Excerpted data:
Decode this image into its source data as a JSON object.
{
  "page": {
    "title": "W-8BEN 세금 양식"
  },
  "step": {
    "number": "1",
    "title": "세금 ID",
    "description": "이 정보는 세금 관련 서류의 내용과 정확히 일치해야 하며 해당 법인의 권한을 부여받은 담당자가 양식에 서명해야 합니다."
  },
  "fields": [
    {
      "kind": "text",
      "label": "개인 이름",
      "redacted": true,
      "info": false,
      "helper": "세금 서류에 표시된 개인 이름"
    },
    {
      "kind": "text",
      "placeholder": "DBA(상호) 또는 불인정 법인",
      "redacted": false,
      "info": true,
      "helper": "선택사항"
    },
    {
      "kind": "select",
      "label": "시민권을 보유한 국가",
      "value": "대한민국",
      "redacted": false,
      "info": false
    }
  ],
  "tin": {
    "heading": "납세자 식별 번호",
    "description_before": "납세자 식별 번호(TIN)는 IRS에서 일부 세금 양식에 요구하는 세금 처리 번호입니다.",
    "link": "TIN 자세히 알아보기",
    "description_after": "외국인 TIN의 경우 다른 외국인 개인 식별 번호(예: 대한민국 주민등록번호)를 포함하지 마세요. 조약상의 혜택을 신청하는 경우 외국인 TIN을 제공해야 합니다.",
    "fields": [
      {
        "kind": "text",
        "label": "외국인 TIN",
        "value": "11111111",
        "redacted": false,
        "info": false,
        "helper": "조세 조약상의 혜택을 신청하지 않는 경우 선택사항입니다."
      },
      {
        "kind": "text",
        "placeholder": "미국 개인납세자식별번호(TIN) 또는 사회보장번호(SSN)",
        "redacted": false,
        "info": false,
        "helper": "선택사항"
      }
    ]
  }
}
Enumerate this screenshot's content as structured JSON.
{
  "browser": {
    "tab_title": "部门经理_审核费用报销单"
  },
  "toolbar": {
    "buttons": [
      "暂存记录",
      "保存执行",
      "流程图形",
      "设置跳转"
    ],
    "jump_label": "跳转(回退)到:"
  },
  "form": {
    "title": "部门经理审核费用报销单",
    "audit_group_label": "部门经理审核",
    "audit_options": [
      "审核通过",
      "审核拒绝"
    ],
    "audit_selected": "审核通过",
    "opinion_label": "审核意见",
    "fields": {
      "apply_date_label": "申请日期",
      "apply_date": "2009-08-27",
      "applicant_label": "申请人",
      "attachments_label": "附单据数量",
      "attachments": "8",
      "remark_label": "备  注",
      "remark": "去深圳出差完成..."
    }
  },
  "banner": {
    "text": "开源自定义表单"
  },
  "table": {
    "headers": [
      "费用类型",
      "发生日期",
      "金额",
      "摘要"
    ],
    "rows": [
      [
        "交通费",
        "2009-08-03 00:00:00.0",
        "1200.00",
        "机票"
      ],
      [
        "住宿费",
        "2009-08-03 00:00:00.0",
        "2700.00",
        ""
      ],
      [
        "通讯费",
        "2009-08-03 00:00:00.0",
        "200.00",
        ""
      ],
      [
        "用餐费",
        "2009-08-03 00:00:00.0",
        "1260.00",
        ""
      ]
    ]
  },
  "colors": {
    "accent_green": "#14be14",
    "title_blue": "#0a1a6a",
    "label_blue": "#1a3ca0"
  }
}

==

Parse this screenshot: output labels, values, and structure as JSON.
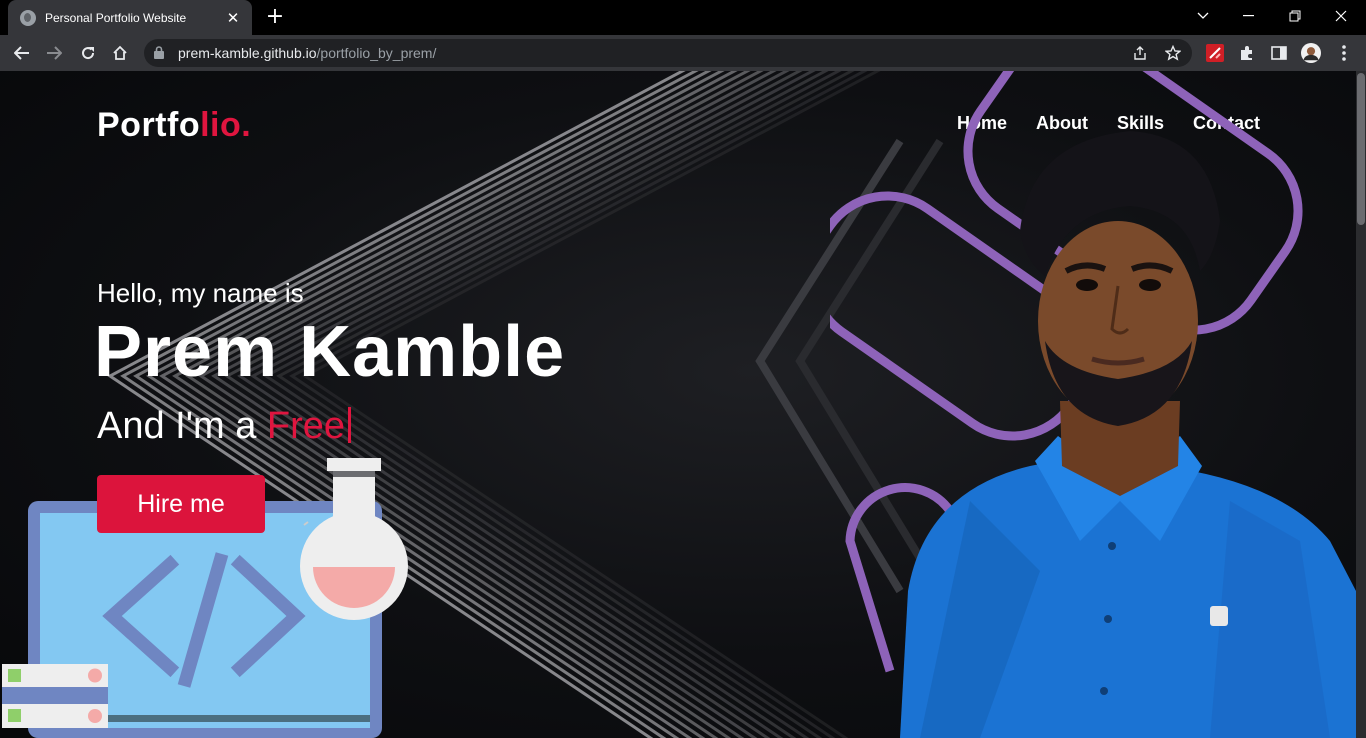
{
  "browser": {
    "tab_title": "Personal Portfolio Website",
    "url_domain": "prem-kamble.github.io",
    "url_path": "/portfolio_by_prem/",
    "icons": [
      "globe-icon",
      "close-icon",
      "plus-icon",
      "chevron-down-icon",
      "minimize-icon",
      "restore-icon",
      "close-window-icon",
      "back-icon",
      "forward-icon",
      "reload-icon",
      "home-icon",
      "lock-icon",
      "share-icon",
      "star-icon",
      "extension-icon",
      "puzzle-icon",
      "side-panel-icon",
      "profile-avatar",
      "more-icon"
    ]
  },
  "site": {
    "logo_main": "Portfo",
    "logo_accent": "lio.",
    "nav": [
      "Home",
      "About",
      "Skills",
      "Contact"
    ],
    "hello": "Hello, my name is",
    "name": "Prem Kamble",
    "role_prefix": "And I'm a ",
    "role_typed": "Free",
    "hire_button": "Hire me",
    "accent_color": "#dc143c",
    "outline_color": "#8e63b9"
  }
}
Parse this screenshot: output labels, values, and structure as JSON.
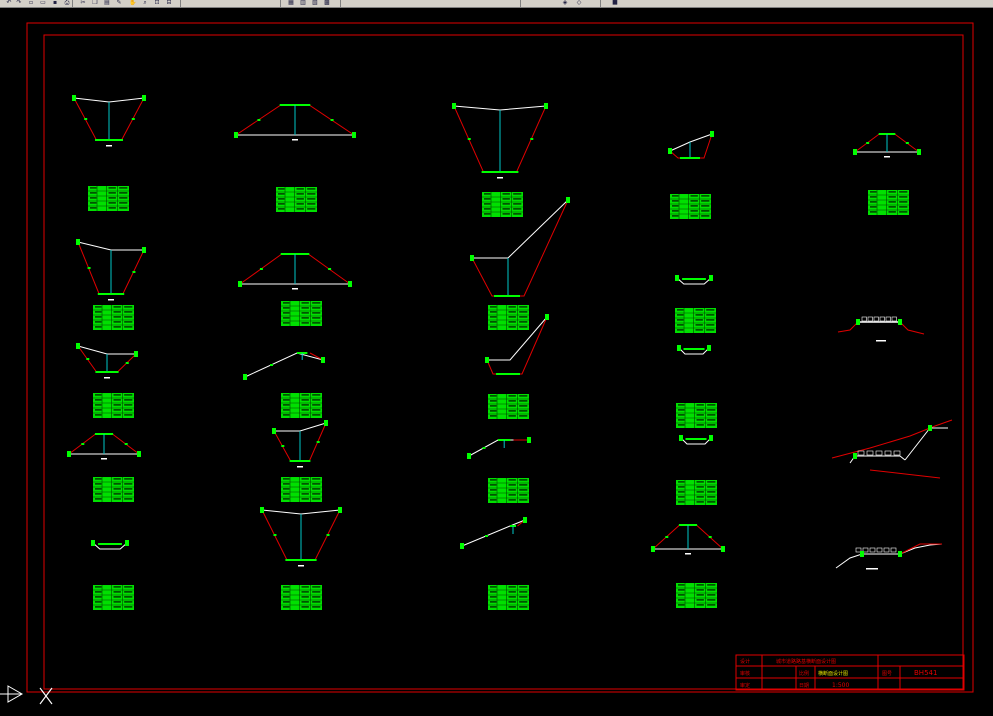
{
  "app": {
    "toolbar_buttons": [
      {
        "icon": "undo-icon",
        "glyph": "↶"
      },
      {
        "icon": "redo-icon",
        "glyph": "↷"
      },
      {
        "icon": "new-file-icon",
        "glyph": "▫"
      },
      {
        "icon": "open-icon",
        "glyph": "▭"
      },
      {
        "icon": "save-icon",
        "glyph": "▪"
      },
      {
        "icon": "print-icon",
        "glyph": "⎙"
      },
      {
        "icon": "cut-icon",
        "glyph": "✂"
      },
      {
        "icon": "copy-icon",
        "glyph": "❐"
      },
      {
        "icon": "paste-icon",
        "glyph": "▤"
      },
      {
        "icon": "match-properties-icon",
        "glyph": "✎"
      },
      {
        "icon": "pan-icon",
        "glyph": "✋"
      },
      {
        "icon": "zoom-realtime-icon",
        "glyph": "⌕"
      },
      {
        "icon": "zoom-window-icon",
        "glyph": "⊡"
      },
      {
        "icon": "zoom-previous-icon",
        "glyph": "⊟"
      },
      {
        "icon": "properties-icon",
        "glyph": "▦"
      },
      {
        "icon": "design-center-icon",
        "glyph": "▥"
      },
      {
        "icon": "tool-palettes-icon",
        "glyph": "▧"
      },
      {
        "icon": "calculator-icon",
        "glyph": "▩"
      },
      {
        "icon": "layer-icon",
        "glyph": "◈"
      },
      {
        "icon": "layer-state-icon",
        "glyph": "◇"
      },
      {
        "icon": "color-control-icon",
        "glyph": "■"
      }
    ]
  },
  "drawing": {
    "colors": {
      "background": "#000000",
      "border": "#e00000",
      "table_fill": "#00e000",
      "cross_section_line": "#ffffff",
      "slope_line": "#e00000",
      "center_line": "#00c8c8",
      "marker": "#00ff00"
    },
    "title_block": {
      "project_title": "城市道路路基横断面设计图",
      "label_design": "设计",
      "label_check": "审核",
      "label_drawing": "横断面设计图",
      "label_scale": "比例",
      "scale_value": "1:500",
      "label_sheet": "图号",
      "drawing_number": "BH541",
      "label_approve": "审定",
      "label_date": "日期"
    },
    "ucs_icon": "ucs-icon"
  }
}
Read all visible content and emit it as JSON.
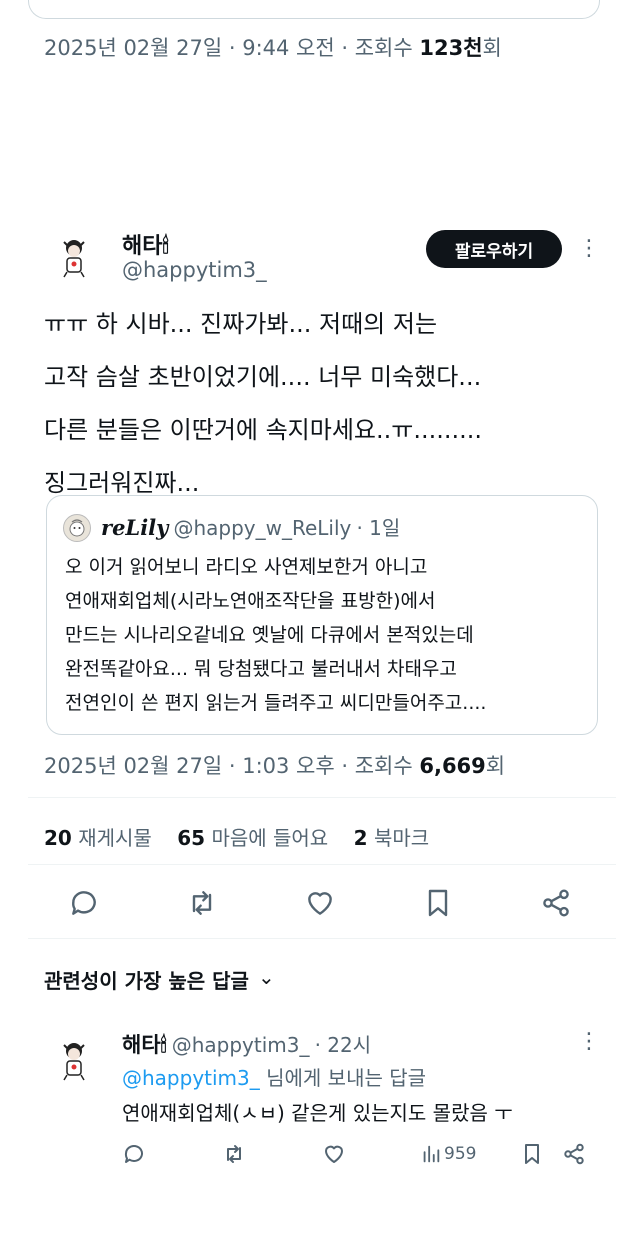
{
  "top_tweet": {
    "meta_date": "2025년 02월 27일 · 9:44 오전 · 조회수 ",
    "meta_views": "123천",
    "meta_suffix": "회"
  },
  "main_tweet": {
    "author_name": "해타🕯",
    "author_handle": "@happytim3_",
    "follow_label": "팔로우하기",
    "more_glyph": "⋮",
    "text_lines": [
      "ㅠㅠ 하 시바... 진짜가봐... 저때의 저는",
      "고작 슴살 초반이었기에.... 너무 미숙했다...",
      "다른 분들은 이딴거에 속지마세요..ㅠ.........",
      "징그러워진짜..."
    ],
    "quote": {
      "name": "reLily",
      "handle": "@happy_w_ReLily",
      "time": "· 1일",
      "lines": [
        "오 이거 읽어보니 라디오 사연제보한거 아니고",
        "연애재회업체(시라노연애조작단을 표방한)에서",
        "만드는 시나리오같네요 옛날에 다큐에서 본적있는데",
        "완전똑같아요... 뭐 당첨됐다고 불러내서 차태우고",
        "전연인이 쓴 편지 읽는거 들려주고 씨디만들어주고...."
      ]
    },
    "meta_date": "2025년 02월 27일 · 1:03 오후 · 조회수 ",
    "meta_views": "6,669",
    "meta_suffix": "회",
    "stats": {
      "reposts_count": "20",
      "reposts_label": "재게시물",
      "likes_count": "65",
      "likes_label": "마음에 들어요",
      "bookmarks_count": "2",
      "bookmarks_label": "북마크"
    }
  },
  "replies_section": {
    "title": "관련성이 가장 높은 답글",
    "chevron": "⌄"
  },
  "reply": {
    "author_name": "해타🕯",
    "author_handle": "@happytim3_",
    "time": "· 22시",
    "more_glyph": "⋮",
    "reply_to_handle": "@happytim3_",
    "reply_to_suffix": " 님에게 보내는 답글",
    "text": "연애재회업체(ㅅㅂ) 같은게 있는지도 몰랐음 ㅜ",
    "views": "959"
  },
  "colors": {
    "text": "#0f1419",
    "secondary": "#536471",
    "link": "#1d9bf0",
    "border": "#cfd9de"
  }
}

Given task: Count how many lines hold the string "layer" and give that number alone.

Answer to the exercise: 2